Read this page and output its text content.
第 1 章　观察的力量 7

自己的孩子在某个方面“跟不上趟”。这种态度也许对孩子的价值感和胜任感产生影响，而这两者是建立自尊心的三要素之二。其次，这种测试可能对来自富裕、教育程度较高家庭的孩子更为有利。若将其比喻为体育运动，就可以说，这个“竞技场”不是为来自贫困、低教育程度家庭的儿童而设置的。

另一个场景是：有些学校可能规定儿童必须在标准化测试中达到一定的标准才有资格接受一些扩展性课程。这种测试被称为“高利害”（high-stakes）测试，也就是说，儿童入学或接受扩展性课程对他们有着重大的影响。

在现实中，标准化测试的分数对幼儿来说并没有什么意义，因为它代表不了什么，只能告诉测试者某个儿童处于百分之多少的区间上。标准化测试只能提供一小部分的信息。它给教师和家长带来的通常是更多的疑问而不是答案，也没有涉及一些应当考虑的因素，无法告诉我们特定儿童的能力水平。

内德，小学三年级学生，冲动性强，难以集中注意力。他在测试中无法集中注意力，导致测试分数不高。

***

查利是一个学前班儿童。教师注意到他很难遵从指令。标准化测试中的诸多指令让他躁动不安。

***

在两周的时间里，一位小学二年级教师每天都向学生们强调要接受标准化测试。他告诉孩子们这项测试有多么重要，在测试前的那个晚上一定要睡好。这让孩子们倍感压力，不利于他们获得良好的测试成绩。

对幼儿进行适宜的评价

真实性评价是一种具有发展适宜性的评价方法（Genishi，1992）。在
* * *
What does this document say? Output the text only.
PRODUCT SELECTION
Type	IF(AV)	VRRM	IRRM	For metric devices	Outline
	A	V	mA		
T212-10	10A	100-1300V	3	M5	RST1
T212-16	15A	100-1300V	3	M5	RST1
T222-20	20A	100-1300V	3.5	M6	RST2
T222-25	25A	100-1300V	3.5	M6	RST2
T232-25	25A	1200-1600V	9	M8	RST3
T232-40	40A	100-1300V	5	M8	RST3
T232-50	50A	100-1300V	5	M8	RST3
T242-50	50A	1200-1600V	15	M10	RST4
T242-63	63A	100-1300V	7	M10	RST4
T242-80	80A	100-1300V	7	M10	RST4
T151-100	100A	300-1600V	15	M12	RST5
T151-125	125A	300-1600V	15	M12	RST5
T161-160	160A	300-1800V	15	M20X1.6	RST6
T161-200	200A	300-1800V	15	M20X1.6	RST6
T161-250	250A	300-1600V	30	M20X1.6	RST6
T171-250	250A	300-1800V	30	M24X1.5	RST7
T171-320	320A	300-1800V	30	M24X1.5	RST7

*Set problem:* From the entries above, extract each line containing "text".

*Exercise response:*
Read this page and output its text content.
What does this document say? Output the text only.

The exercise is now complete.